Saved data entries

>> Start

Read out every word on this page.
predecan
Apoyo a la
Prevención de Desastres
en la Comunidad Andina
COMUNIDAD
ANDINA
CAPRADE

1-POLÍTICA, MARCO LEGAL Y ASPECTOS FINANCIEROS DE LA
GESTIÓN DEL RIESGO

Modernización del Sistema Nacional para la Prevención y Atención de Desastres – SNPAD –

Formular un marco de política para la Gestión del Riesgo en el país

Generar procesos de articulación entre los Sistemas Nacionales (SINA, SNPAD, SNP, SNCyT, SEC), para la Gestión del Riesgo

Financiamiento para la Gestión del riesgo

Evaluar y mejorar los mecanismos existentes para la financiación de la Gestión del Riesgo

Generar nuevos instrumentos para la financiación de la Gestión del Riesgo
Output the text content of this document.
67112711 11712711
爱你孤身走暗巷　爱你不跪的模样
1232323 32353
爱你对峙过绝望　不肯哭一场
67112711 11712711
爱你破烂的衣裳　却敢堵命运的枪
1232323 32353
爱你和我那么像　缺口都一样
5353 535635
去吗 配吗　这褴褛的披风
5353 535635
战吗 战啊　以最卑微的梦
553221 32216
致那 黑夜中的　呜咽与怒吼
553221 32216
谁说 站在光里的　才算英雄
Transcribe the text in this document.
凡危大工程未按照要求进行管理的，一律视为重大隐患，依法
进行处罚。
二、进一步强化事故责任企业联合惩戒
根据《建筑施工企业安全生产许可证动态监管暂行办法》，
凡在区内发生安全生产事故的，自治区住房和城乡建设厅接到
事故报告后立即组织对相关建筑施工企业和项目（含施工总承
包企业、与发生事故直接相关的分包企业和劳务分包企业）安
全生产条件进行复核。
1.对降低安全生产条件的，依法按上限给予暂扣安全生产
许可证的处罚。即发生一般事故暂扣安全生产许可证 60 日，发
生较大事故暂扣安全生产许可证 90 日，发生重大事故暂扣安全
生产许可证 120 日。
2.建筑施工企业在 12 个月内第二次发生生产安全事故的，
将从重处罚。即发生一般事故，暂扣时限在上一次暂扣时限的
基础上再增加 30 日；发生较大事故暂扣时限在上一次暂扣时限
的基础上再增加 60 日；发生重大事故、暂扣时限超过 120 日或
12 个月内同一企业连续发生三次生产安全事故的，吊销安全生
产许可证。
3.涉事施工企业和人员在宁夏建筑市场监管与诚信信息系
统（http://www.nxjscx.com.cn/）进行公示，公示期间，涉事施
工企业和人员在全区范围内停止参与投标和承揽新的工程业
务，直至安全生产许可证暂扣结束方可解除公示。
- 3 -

>> End

> _Task goal_:
List each line of the records that holds the string "document".

> _Expected output_:
Output the text content of this document.
Transcribe the text in this document.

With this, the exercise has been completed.